## Begin DATASET RECORDS
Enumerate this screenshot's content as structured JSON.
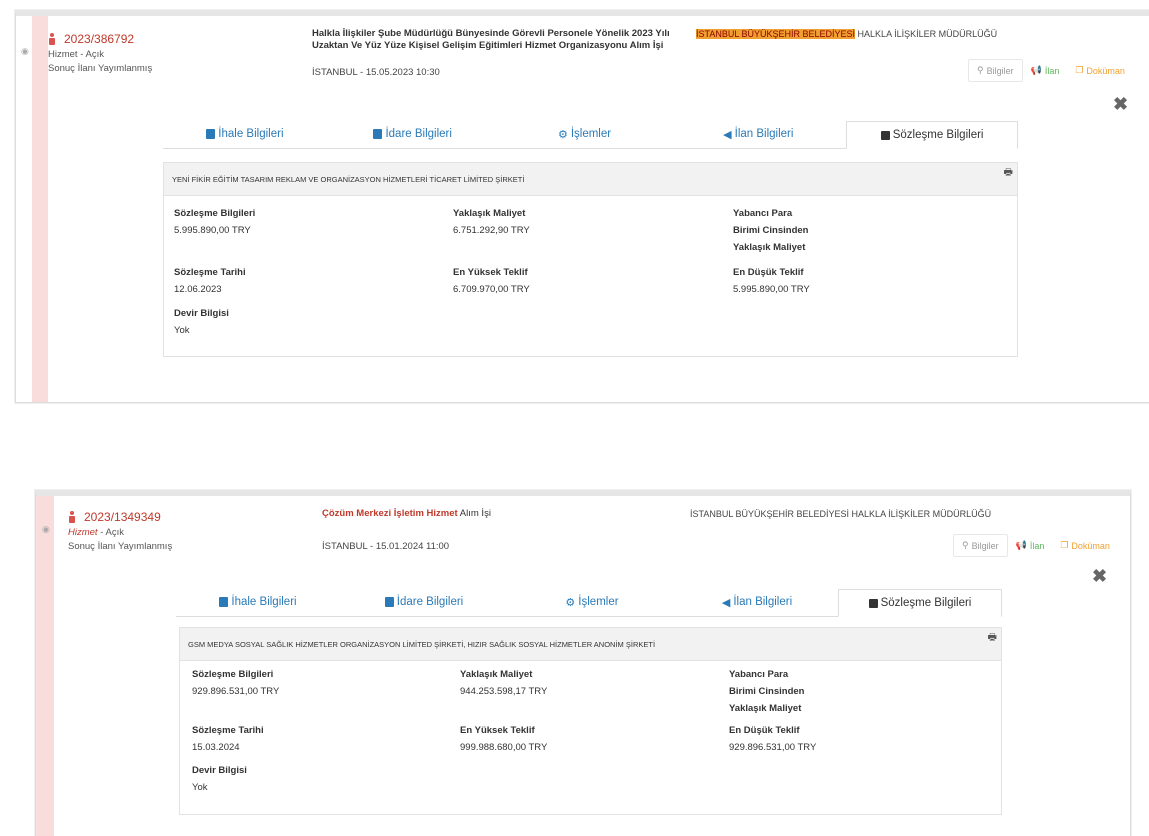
{
  "records": [
    {
      "ref": "2023/386792",
      "type": "Hizmet",
      "status_sep": " - ",
      "status": "Açık",
      "result": "Sonuç İlanı Yayımlanmış",
      "title_line1": "Halkla İlişkiler Şube Müdürlüğü Bünyesinde Görevli Personele Yönelik 2023 Yılı",
      "title_line2": "Uzaktan Ve Yüz Yüze Kişisel Gelişim Eğitimleri Hizmet Organizasyonu Alım İşi",
      "location": "İSTANBUL - 15.05.2023 10:30",
      "agency_highlight": "İSTANBUL BÜYÜKŞEHİR BELEDİYESİ",
      "agency_rest": " HALKLA İLİŞKİLER MÜDÜRLÜĞÜ",
      "actions": {
        "info": "Bilgiler",
        "ilan": "İlan",
        "doc": "Doküman"
      },
      "close": "✖",
      "tabs": [
        "İhale Bilgileri",
        "İdare Bilgileri",
        "İşlemler",
        "İlan Bilgileri",
        "Sözleşme Bilgileri"
      ],
      "company": "YENİ FİKİR EĞİTİM TASARIM REKLAM VE ORGANİZASYON HİZMETLERİ TİCARET LİMİTED ŞİRKETİ",
      "fields": {
        "contract_label": "Sözleşme Bilgileri",
        "contract_value": "5.995.890,00 TRY",
        "approx_label": "Yaklaşık Maliyet",
        "approx_value": "6.751.292,90 TRY",
        "foreign_l1": "Yabancı Para",
        "foreign_l2": "Birimi Cinsinden",
        "foreign_l3": "Yaklaşık Maliyet",
        "date_label": "Sözleşme Tarihi",
        "date_value": "12.06.2023",
        "high_label": "En Yüksek Teklif",
        "high_value": "6.709.970,00 TRY",
        "low_label": "En Düşük Teklif",
        "low_value": "5.995.890,00 TRY",
        "devir_label": "Devir Bilgisi",
        "devir_value": "Yok"
      }
    },
    {
      "ref": "2023/1349349",
      "type": "Hizmet",
      "status_sep": " - ",
      "status": "Açık",
      "result": "Sonuç İlanı Yayımlanmış",
      "title_red": "Çözüm Merkezi İşletim Hizmet",
      "title_plain": " Alım İşi",
      "location": "İSTANBUL - 15.01.2024 11:00",
      "agency_full": "İSTANBUL BÜYÜKŞEHİR BELEDİYESİ HALKLA İLİŞKİLER MÜDÜRLÜĞÜ",
      "actions": {
        "info": "Bilgiler",
        "ilan": "İlan",
        "doc": "Doküman"
      },
      "close": "✖",
      "tabs": [
        "İhale Bilgileri",
        "İdare Bilgileri",
        "İşlemler",
        "İlan Bilgileri",
        "Sözleşme Bilgileri"
      ],
      "company": "GSM MEDYA SOSYAL SAĞLIK HİZMETLER ORGANİZASYON LİMİTED ŞİRKETİ, HIZIR SAĞLIK SOSYAL HİZMETLER ANONİM ŞİRKETİ",
      "fields": {
        "contract_label": "Sözleşme Bilgileri",
        "contract_value": "929.896.531,00 TRY",
        "approx_label": "Yaklaşık Maliyet",
        "approx_value": "944.253.598,17 TRY",
        "foreign_l1": "Yabancı Para",
        "foreign_l2": "Birimi Cinsinden",
        "foreign_l3": "Yaklaşık Maliyet",
        "date_label": "Sözleşme Tarihi",
        "date_value": "15.03.2024",
        "high_label": "En Yüksek Teklif",
        "high_value": "999.988.680,00 TRY",
        "low_label": "En Düşük Teklif",
        "low_value": "929.896.531,00 TRY",
        "devir_label": "Devir Bilgisi",
        "devir_value": "Yok"
      }
    }
  ]
}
## End DATASET RECORDS
### EXERCISE INSTRUCTIONS
Identify each line in the entries with the word "ORGANİZASYON" and copy it.

### PROBLEM SOLUTION
      "company": "YENİ FİKİR EĞİTİM TASARIM REKLAM VE ORGANİZASYON HİZMETLERİ TİCARET LİMİTED ŞİRKETİ",
      "company": "GSM MEDYA SOSYAL SAĞLIK HİZMETLER ORGANİZASYON LİMİTED ŞİRKETİ, HIZIR SAĞLIK SOSYAL HİZMETLER ANONİM ŞİRKETİ",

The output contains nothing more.